Repeat the entire listing exactly as written.

[Start of Excerpted data]

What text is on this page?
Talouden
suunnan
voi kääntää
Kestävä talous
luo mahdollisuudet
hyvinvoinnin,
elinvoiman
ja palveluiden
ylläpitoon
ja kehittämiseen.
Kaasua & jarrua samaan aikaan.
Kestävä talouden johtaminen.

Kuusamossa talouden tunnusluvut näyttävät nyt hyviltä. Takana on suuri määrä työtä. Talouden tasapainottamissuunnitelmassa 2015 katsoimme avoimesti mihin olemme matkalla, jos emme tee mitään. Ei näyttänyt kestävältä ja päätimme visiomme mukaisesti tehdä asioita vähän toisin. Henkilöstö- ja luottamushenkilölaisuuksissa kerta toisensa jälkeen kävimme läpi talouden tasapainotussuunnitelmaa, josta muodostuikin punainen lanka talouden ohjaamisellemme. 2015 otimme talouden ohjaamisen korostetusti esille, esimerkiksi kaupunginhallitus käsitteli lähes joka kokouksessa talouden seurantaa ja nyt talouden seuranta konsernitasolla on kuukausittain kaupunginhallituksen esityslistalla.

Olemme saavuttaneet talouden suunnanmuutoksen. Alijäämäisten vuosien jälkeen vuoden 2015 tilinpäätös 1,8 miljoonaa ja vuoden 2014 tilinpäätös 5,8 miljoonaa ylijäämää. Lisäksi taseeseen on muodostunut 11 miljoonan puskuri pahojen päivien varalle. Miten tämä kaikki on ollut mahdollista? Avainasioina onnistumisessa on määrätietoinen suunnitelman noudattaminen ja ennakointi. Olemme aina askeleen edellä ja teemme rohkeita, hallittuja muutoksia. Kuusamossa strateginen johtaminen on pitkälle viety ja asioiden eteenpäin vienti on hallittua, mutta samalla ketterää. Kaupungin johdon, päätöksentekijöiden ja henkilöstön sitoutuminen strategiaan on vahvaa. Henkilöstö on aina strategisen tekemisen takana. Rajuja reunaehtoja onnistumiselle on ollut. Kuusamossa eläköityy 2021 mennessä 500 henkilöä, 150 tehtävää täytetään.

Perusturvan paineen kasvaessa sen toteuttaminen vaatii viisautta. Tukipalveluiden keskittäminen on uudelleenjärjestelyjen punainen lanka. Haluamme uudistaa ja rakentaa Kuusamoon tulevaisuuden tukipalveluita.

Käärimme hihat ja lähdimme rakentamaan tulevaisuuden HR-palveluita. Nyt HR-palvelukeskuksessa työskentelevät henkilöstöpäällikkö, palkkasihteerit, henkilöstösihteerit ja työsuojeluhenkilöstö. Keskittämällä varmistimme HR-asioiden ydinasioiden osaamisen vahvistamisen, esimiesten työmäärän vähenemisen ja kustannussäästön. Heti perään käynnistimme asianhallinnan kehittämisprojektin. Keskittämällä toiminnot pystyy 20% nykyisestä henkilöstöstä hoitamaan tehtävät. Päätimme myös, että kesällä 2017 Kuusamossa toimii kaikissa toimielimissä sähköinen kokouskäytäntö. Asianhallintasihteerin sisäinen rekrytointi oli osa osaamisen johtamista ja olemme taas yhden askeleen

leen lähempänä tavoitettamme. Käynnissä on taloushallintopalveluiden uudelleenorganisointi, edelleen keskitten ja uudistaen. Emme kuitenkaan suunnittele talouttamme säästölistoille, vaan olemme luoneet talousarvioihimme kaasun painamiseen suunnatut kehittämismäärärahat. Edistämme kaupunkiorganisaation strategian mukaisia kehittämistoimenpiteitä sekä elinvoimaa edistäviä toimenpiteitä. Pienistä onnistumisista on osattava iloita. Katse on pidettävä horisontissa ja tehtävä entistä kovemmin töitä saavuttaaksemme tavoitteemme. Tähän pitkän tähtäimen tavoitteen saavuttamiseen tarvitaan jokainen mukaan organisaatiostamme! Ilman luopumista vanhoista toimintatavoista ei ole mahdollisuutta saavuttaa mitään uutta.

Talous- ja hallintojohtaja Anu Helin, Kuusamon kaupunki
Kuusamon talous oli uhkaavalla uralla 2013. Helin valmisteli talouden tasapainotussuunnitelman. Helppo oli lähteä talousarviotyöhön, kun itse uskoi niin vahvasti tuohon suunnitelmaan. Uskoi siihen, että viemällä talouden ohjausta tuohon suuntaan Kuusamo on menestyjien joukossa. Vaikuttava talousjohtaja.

[End of Excerpted data]

Answer to the problem
What text is on this page?
Talouden
suunnan
voi kääntää
Kestävä talous
luo mahdollisuudet
hyvinvoinnin,
elinvoiman
ja palveluiden
ylläpitoon
ja kehittämiseen.
Kaasua & jarrua samaan aikaan.
Kestävä talouden johtaminen.

Kuusamossa talouden tunnusluvut näyttävät nyt hyviltä. Takana on suuri määrä työtä. Talouden tasapainottamissuunnitelmassa 2015 katsoimme avoimesti mihin olemme matkalla, jos emme tee mitään. Ei näyttänyt kestävältä ja päätimme visiomme mukaisesti tehdä asioita vähän toisin. Henkilöstö- ja luottamushenkilölaisuuksissa kerta toisensa jälkeen kävimme läpi talouden tasapainotussuunnitelmaa, josta muodostuikin punainen lanka talouden ohjaamisellemme. 2015 otimme talouden ohjaamisen korostetusti esille, esimerkiksi kaupunginhallitus käsitteli lähes joka kokouksessa talouden seurantaa ja nyt talouden seuranta konsernitasolla on kuukausittain kaupunginhallituksen esityslistalla.

Olemme saavuttaneet talouden suunnanmuutoksen. Alijäämäisten vuosien jälkeen vuoden 2015 tilinpäätös 1,8 miljoonaa ja vuoden 2014 tilinpäätös 5,8 miljoonaa ylijäämää. Lisäksi taseeseen on muodostunut 11 miljoonan puskuri pahojen päivien varalle. Miten tämä kaikki on ollut mahdollista? Avainasioina onnistumisessa on määrätietoinen suunnitelman noudattaminen ja ennakointi. Olemme aina askeleen edellä ja teemme rohkeita, hallittuja muutoksia. Kuusamossa strateginen johtaminen on pitkälle viety ja asioiden eteenpäin vienti on hallittua, mutta samalla ketterää. Kaupungin johdon, päätöksentekijöiden ja henkilöstön sitoutuminen strategiaan on vahvaa. Henkilöstö on aina strategisen tekemisen takana. Rajuja reunaehtoja onnistumiselle on ollut. Kuusamossa eläköityy 2021 mennessä 500 henkilöä, 150 tehtävää täytetään.

Perusturvan paineen kasvaessa sen toteuttaminen vaatii viisautta. Tukipalveluiden keskittäminen on uudelleenjärjestelyjen punainen lanka. Haluamme uudistaa ja rakentaa Kuusamoon tulevaisuuden tukipalveluita.

Käärimme hihat ja lähdimme rakentamaan tulevaisuuden HR-palveluita. Nyt HR-palvelukeskuksessa työskentelevät henkilöstöpäällikkö, palkkasihteerit, henkilöstösihteerit ja työsuojeluhenkilöstö. Keskittämällä varmistimme HR-asioiden ydinasioiden osaamisen vahvistamisen, esimiesten työmäärän vähenemisen ja kustannussäästön. Heti perään käynnistimme asianhallinnan kehittämisprojektin. Keskittämällä toiminnot pystyy 20% nykyisestä henkilöstöstä hoitamaan tehtävät. Päätimme myös, että kesällä 2017 Kuusamossa toimii kaikissa toimielimissä sähköinen kokouskäytäntö. Asianhallintasihteerin sisäinen rekrytointi oli osa osaamisen johtamista ja olemme taas yhden askeleen

leen lähempänä tavoitettamme. Käynnissä on taloushallintopalveluiden uudelleenorganisointi, edelleen keskitten ja uudistaen. Emme kuitenkaan suunnittele talouttamme säästölistoille, vaan olemme luoneet talousarvioihimme kaasun painamiseen suunnatut kehittämismäärärahat. Edistämme kaupunkiorganisaation strategian mukaisia kehittämistoimenpiteitä sekä elinvoimaa edistäviä toimenpiteitä. Pienistä onnistumisista on osattava iloita. Katse on pidettävä horisontissa ja tehtävä entistä kovemmin töitä saavuttaaksemme tavoitteemme. Tähän pitkän tähtäimen tavoitteen saavuttamiseen tarvitaan jokainen mukaan organisaatiostamme! Ilman luopumista vanhoista toimintatavoista ei ole mahdollisuutta saavuttaa mitään uutta.

Talous- ja hallintojohtaja Anu Helin, Kuusamon kaupunki
Kuusamon talous oli uhkaavalla uralla 2013. Helin valmisteli talouden tasapainotussuunnitelman. Helppo oli lähteä talousarviotyöhön, kun itse uskoi niin vahvasti tuohon suunnitelmaan. Uskoi siihen, että viemällä talouden ohjausta tuohon suuntaan Kuusamo on menestyjien joukossa. Vaikuttava talousjohtaja.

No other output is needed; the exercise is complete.